- **Aim of the exercise**: Repeat all of the data precisely.

- **Materials provided**:
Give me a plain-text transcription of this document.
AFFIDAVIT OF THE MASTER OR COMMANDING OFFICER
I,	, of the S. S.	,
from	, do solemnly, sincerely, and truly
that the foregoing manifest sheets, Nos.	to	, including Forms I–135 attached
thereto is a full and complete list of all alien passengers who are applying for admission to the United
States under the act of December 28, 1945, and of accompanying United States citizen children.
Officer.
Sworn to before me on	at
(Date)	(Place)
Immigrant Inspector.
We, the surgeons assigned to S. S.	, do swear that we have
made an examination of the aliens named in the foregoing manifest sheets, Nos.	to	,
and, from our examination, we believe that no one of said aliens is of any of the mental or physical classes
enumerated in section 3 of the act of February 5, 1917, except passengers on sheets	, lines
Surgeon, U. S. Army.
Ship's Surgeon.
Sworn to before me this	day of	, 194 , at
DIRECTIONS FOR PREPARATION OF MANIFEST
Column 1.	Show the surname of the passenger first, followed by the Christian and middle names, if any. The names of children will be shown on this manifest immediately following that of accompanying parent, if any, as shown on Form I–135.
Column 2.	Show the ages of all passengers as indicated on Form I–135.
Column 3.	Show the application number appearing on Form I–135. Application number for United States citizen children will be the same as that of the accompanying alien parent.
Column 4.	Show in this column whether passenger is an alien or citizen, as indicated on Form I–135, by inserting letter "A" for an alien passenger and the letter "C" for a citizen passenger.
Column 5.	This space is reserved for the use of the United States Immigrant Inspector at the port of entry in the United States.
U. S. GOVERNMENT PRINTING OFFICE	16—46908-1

- **Written response**:
Give me a plain-text transcription of this document.
AFFIDAVIT OF THE MASTER OR COMMANDING OFFICER
I,	, of the S. S.	,
from	, do solemnly, sincerely, and truly
that the foregoing manifest sheets, Nos.	to	, including Forms I–135 attached
thereto is a full and complete list of all alien passengers who are applying for admission to the United
States under the act of December 28, 1945, and of accompanying United States citizen children.
Officer.
Sworn to before me on	at
(Date)	(Place)
Immigrant Inspector.
We, the surgeons assigned to S. S.	, do swear that we have
made an examination of the aliens named in the foregoing manifest sheets, Nos.	to	,
and, from our examination, we believe that no one of said aliens is of any of the mental or physical classes
enumerated in section 3 of the act of February 5, 1917, except passengers on sheets	, lines
Surgeon, U. S. Army.
Ship's Surgeon.
Sworn to before me this	day of	, 194 , at
DIRECTIONS FOR PREPARATION OF MANIFEST
Column 1.	Show the surname of the passenger first, followed by the Christian and middle names, if any. The names of children will be shown on this manifest immediately following that of accompanying parent, if any, as shown on Form I–135.
Column 2.	Show the ages of all passengers as indicated on Form I–135.
Column 3.	Show the application number appearing on Form I–135. Application number for United States citizen children will be the same as that of the accompanying alien parent.
Column 4.	Show in this column whether passenger is an alien or citizen, as indicated on Form I–135, by inserting letter "A" for an alien passenger and the letter "C" for a citizen passenger.
Column 5.	This space is reserved for the use of the United States Immigrant Inspector at the port of entry in the United States.
U. S. GOVERNMENT PRINTING OFFICE	16—46908-1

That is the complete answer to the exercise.